Records for this exercise ▸
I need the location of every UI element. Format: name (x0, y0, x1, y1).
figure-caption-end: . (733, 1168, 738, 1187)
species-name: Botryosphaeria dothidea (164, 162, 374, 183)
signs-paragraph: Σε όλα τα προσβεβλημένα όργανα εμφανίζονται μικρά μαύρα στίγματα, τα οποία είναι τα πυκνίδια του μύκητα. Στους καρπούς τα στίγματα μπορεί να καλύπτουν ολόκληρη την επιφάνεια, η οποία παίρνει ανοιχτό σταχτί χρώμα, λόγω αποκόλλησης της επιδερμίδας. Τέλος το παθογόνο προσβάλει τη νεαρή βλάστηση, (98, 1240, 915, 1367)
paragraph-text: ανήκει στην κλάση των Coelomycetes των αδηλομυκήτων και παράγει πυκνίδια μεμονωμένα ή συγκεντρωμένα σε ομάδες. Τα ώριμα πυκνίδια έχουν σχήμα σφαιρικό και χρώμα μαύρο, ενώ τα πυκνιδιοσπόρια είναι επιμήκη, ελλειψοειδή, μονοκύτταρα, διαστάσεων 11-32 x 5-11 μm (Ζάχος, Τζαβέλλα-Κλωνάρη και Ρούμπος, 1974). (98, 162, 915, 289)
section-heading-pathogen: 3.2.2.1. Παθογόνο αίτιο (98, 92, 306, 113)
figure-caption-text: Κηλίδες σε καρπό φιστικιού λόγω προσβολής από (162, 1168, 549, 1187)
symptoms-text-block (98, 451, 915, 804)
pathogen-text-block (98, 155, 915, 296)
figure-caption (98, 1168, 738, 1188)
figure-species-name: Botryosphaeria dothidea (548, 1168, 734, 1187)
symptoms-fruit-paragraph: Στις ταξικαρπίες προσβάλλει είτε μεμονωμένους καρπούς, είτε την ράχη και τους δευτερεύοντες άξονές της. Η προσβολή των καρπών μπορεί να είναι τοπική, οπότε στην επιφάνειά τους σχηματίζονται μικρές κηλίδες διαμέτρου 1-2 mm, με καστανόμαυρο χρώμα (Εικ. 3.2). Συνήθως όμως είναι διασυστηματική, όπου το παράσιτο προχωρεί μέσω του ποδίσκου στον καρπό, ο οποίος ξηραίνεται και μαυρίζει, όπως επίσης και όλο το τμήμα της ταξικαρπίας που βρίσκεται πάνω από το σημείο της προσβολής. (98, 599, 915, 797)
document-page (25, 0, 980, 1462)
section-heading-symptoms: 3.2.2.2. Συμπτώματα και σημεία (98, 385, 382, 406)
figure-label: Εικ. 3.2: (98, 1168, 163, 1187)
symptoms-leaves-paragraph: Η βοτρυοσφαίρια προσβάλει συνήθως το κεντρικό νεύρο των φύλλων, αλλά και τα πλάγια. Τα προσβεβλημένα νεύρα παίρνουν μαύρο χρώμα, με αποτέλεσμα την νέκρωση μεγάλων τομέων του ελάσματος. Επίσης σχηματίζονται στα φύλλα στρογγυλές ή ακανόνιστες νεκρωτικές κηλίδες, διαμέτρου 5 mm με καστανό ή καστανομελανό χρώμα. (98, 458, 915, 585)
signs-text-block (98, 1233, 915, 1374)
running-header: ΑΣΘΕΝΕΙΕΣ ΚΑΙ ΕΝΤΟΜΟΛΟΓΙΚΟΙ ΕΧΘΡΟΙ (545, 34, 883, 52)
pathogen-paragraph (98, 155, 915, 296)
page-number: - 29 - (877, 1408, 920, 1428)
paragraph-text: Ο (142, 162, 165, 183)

Work instructions ▸ Only lines that contain "page" are needed, so copy each of them from the data.

Output ▸
document-page (25, 0, 980, 1462)
page-number: - 29 - (877, 1408, 920, 1428)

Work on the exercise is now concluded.